• _WORKING DATA_
· · · · ·

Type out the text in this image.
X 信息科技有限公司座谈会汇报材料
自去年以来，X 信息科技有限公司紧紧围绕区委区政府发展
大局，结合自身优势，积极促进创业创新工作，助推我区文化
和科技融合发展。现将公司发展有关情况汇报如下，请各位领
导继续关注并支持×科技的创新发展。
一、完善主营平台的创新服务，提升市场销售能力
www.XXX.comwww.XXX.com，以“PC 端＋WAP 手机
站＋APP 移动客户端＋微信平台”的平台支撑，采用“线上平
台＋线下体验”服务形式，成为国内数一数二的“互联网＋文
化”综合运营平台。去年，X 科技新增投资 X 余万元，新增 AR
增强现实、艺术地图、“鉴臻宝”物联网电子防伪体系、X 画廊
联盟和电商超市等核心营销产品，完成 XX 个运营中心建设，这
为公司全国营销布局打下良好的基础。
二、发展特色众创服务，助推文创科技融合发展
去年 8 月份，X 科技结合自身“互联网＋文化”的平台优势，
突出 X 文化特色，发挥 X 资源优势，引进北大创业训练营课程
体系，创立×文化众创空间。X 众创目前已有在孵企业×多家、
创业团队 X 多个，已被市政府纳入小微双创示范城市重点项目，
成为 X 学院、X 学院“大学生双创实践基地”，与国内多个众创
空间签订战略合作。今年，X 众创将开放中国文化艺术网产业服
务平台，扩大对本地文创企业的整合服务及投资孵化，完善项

· · · · ·

• _TASK DESCRIPTION_
Your task is to reproduce all of the records exactly.

• _EXERCISE RESULT_
Type out the text in this image.
X 信息科技有限公司座谈会汇报材料
自去年以来，X 信息科技有限公司紧紧围绕区委区政府发展
大局，结合自身优势，积极促进创业创新工作，助推我区文化
和科技融合发展。现将公司发展有关情况汇报如下，请各位领
导继续关注并支持×科技的创新发展。
一、完善主营平台的创新服务，提升市场销售能力
www.XXX.comwww.XXX.com，以“PC 端＋WAP 手机
站＋APP 移动客户端＋微信平台”的平台支撑，采用“线上平
台＋线下体验”服务形式，成为国内数一数二的“互联网＋文
化”综合运营平台。去年，X 科技新增投资 X 余万元，新增 AR
增强现实、艺术地图、“鉴臻宝”物联网电子防伪体系、X 画廊
联盟和电商超市等核心营销产品，完成 XX 个运营中心建设，这
为公司全国营销布局打下良好的基础。
二、发展特色众创服务，助推文创科技融合发展
去年 8 月份，X 科技结合自身“互联网＋文化”的平台优势，
突出 X 文化特色，发挥 X 资源优势，引进北大创业训练营课程
体系，创立×文化众创空间。X 众创目前已有在孵企业×多家、
创业团队 X 多个，已被市政府纳入小微双创示范城市重点项目，
成为 X 学院、X 学院“大学生双创实践基地”，与国内多个众创
空间签订战略合作。今年，X 众创将开放中国文化艺术网产业服
务平台，扩大对本地文创企业的整合服务及投资孵化，完善项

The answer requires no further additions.